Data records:
* * * * *
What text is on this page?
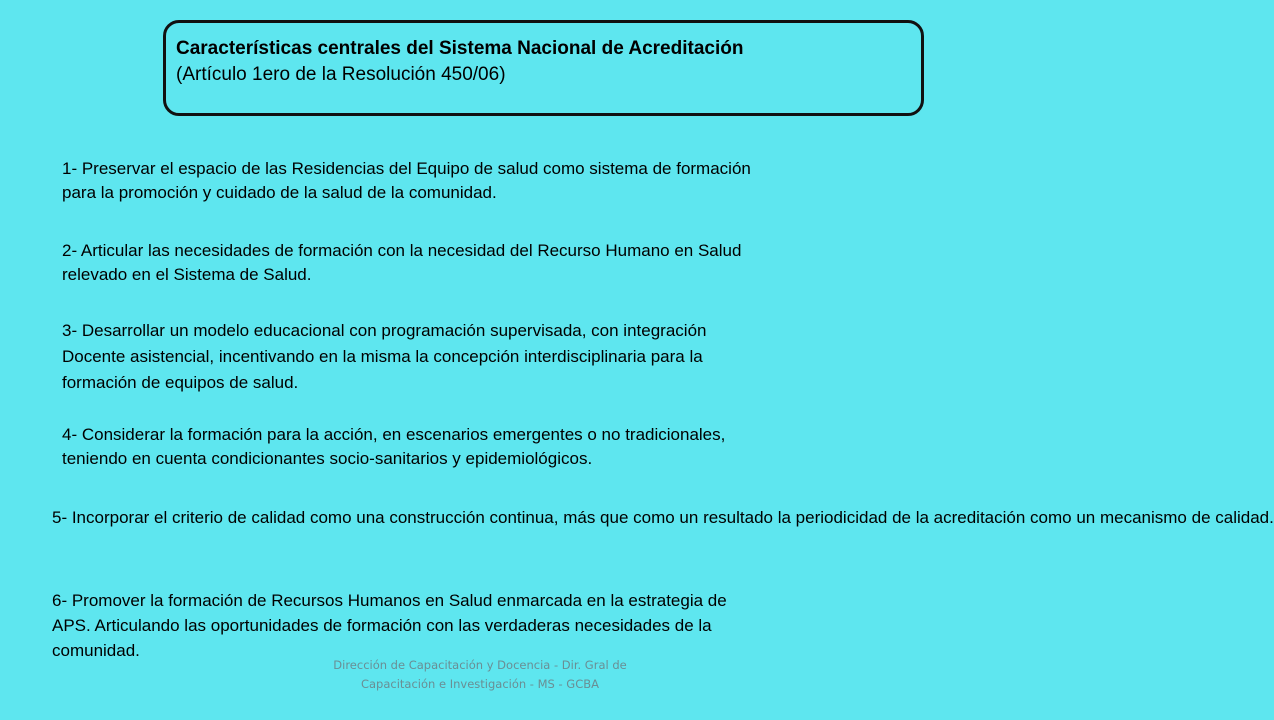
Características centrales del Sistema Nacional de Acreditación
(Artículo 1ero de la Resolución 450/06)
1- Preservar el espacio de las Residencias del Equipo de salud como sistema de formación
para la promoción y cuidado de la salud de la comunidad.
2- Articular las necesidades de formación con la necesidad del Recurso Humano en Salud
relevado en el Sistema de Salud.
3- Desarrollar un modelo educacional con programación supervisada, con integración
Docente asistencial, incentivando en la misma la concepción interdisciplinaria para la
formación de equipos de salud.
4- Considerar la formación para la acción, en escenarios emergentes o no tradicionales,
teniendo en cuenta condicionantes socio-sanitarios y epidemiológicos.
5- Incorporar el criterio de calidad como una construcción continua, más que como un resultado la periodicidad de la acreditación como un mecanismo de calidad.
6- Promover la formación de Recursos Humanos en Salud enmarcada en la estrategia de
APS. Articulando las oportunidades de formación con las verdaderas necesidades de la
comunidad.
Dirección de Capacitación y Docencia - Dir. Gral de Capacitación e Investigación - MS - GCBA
* * * * *
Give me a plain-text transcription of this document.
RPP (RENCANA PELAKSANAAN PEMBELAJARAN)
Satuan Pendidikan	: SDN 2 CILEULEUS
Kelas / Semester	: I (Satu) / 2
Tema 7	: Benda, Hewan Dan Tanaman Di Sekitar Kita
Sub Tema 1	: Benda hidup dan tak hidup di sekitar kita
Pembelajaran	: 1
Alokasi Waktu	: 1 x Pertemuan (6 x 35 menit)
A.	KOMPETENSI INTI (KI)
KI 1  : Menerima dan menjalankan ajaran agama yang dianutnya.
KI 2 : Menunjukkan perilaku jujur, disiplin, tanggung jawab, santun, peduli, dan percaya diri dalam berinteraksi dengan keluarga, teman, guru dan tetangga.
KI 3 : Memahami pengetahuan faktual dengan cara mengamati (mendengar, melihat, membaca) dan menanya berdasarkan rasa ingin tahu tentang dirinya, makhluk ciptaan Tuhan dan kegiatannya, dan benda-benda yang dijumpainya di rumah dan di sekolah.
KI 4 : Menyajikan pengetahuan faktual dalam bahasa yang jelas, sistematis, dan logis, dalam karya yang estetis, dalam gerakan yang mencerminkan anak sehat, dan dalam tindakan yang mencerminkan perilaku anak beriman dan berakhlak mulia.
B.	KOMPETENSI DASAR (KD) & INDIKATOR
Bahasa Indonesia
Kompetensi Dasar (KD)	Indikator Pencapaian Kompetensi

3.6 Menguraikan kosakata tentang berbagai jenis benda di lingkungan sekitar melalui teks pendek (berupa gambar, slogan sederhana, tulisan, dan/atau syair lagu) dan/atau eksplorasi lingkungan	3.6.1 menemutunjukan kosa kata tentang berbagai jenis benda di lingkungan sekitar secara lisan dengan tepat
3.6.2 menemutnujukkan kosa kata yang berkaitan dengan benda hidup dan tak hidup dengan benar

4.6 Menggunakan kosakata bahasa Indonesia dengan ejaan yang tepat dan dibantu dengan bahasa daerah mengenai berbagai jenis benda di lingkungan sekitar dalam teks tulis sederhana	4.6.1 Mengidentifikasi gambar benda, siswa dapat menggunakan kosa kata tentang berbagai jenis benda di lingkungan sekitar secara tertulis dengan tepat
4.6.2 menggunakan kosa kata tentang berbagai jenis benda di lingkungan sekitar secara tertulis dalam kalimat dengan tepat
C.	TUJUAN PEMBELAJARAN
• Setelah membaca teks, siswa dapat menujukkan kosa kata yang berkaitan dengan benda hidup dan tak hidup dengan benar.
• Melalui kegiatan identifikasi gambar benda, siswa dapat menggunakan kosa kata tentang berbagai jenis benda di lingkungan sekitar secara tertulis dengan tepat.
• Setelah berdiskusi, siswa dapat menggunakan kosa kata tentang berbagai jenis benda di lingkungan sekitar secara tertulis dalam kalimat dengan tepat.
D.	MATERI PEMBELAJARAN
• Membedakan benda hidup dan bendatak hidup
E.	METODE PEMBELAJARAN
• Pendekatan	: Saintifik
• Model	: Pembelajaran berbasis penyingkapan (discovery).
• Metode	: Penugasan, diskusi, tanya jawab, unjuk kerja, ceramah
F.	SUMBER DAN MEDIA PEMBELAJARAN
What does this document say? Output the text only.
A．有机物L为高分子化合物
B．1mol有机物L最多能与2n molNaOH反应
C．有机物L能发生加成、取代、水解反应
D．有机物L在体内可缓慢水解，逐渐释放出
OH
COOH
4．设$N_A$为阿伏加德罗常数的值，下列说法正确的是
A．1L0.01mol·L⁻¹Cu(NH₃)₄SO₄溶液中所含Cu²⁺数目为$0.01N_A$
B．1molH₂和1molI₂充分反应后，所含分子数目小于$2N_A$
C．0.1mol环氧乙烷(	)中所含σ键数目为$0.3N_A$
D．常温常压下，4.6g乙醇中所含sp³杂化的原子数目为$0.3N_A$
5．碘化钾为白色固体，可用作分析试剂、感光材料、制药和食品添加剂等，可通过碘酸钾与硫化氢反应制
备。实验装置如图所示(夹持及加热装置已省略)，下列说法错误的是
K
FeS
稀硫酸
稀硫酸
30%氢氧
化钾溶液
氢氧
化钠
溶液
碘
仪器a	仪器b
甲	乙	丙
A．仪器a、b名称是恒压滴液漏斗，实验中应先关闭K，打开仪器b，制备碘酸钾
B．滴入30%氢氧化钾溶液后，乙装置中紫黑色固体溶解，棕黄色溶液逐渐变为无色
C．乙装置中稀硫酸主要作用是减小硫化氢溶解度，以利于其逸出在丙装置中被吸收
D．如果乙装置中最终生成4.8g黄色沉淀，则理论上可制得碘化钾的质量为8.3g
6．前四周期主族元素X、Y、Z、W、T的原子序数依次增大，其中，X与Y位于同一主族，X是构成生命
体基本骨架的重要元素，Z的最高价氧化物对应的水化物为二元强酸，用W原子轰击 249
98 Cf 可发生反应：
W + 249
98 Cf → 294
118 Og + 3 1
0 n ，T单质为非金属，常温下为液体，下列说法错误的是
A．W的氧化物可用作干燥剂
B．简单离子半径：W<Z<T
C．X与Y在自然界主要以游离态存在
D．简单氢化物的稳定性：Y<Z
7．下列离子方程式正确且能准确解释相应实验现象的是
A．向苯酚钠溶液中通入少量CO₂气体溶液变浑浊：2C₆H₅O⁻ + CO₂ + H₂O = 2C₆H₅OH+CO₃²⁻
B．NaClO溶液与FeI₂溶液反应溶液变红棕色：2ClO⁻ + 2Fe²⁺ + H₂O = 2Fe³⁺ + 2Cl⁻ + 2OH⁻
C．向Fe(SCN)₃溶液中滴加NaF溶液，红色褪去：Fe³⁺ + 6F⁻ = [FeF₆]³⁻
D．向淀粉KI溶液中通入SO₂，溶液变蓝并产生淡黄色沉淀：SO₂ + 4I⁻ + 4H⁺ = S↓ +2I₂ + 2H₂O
* * * * *
#### [YOUR GOAL]
All lines above with "para" in them should be returned.

#### [ANSWER TO THE PROBLEM]
para la promoción y cuidado de la salud de la comunidad.
Docente asistencial, incentivando en la misma la concepción interdisciplinaria para la
4- Considerar la formación para la acción, en escenarios emergentes o no tradicionales,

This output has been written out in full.